━━━ Material for this exercise
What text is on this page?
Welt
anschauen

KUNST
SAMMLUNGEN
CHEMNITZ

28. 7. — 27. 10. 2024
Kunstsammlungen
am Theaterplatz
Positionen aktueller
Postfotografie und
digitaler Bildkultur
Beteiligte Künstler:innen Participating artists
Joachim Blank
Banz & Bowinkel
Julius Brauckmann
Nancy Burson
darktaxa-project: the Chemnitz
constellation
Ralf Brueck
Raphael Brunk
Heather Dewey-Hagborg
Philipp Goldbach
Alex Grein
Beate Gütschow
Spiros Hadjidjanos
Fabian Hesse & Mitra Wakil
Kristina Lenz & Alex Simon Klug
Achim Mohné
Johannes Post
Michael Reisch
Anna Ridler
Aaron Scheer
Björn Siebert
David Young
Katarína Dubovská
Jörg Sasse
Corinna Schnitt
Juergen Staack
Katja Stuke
━━━━━━
### Exercise objective:
Word for word, extract all the records.

### Result for this exercise:
What text is on this page?
Welt
anschauen

KUNST
SAMMLUNGEN
CHEMNITZ

28. 7. — 27. 10. 2024
Kunstsammlungen
am Theaterplatz
Positionen aktueller
Postfotografie und
digitaler Bildkultur
Beteiligte Künstler:innen Participating artists
Joachim Blank
Banz & Bowinkel
Julius Brauckmann
Nancy Burson
darktaxa-project: the Chemnitz
constellation
Ralf Brueck
Raphael Brunk
Heather Dewey-Hagborg
Philipp Goldbach
Alex Grein
Beate Gütschow
Spiros Hadjidjanos
Fabian Hesse & Mitra Wakil
Kristina Lenz & Alex Simon Klug
Achim Mohné
Johannes Post
Michael Reisch
Anna Ridler
Aaron Scheer
Björn Siebert
David Young
Katarína Dubovská
Jörg Sasse
Corinna Schnitt
Juergen Staack
Katja Stuke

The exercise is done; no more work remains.